[Data entries]
********************

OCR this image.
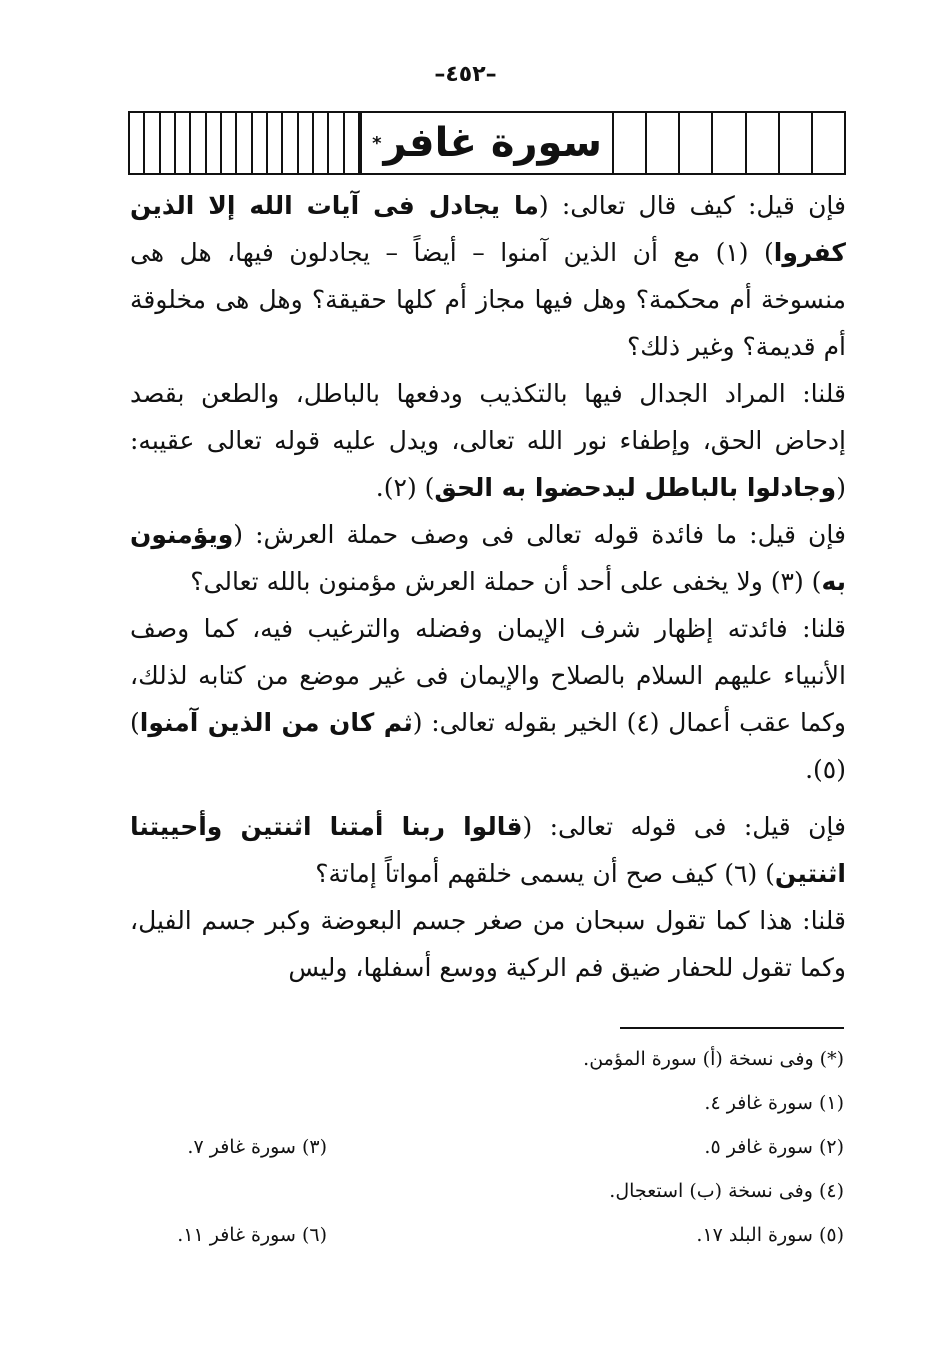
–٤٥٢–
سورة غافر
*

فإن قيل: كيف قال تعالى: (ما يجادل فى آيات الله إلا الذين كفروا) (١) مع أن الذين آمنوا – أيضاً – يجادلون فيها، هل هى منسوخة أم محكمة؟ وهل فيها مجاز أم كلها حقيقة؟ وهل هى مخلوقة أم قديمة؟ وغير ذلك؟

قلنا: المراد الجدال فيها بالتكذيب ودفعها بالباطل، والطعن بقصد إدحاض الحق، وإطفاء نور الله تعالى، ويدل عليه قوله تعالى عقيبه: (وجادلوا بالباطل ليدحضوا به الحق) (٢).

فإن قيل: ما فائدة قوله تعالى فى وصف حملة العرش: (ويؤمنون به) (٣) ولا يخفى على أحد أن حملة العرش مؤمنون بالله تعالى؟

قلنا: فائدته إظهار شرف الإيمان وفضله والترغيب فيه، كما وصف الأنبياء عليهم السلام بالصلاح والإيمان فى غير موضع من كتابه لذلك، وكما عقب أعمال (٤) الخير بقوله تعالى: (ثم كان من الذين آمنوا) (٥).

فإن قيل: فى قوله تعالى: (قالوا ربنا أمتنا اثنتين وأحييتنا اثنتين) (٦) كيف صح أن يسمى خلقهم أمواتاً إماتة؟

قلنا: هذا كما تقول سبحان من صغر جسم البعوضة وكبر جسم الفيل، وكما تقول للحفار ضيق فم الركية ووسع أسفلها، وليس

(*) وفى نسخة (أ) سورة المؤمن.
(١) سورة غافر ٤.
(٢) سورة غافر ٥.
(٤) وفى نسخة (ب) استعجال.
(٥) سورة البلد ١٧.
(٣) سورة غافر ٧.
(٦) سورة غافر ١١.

********************

§ Exercise: Every record is to be reproduced exactly, with no pictures included.

§ Result for this exercise:
OCR this image.
–٤٥٢–
سورة غافر
*

فإن قيل: كيف قال تعالى: (ما يجادل فى آيات الله إلا الذين كفروا) (١) مع أن الذين آمنوا – أيضاً – يجادلون فيها، هل هى منسوخة أم محكمة؟ وهل فيها مجاز أم كلها حقيقة؟ وهل هى مخلوقة أم قديمة؟ وغير ذلك؟

قلنا: المراد الجدال فيها بالتكذيب ودفعها بالباطل، والطعن بقصد إدحاض الحق، وإطفاء نور الله تعالى، ويدل عليه قوله تعالى عقيبه: (وجادلوا بالباطل ليدحضوا به الحق) (٢).

فإن قيل: ما فائدة قوله تعالى فى وصف حملة العرش: (ويؤمنون به) (٣) ولا يخفى على أحد أن حملة العرش مؤمنون بالله تعالى؟

قلنا: فائدته إظهار شرف الإيمان وفضله والترغيب فيه، كما وصف الأنبياء عليهم السلام بالصلاح والإيمان فى غير موضع من كتابه لذلك، وكما عقب أعمال (٤) الخير بقوله تعالى: (ثم كان من الذين آمنوا) (٥).

فإن قيل: فى قوله تعالى: (قالوا ربنا أمتنا اثنتين وأحييتنا اثنتين) (٦) كيف صح أن يسمى خلقهم أمواتاً إماتة؟

قلنا: هذا كما تقول سبحان من صغر جسم البعوضة وكبر جسم الفيل، وكما تقول للحفار ضيق فم الركية ووسع أسفلها، وليس

(*) وفى نسخة (أ) سورة المؤمن.
(١) سورة غافر ٤.
(٢) سورة غافر ٥.
(٤) وفى نسخة (ب) استعجال.
(٥) سورة البلد ١٧.
(٣) سورة غافر ٧.
(٦) سورة غافر ١١.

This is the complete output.